Given information |
# # # # # # #
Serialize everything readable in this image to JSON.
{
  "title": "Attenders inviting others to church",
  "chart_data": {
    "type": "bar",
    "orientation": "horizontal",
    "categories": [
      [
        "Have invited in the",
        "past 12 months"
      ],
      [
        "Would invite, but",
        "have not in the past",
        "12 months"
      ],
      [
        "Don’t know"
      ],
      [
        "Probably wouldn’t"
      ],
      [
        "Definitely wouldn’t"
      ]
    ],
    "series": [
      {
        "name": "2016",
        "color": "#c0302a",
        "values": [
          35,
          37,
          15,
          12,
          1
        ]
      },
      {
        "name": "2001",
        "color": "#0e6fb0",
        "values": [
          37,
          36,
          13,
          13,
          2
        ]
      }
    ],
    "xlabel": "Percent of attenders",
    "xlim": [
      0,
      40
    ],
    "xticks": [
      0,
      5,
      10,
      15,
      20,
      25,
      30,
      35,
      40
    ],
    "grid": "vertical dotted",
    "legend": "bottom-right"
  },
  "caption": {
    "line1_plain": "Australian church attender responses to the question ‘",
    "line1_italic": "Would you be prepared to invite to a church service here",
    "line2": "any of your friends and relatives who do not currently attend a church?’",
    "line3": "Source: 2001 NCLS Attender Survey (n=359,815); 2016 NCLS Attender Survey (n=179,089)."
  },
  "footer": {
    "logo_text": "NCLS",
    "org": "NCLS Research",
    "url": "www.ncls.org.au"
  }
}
# # # # # # #
Exercise | Word for word, extract all the records.

Reply |
Serialize everything readable in this image to JSON.
{
  "title": "Attenders inviting others to church",
  "chart_data": {
    "type": "bar",
    "orientation": "horizontal",
    "categories": [
      [
        "Have invited in the",
        "past 12 months"
      ],
      [
        "Would invite, but",
        "have not in the past",
        "12 months"
      ],
      [
        "Don’t know"
      ],
      [
        "Probably wouldn’t"
      ],
      [
        "Definitely wouldn’t"
      ]
    ],
    "series": [
      {
        "name": "2016",
        "color": "#c0302a",
        "values": [
          35,
          37,
          15,
          12,
          1
        ]
      },
      {
        "name": "2001",
        "color": "#0e6fb0",
        "values": [
          37,
          36,
          13,
          13,
          2
        ]
      }
    ],
    "xlabel": "Percent of attenders",
    "xlim": [
      0,
      40
    ],
    "xticks": [
      0,
      5,
      10,
      15,
      20,
      25,
      30,
      35,
      40
    ],
    "grid": "vertical dotted",
    "legend": "bottom-right"
  },
  "caption": {
    "line1_plain": "Australian church attender responses to the question ‘",
    "line1_italic": "Would you be prepared to invite to a church service here",
    "line2": "any of your friends and relatives who do not currently attend a church?’",
    "line3": "Source: 2001 NCLS Attender Survey (n=359,815); 2016 NCLS Attender Survey (n=179,089)."
  },
  "footer": {
    "logo_text": "NCLS",
    "org": "NCLS Research",
    "url": "www.ncls.org.au"
  }
}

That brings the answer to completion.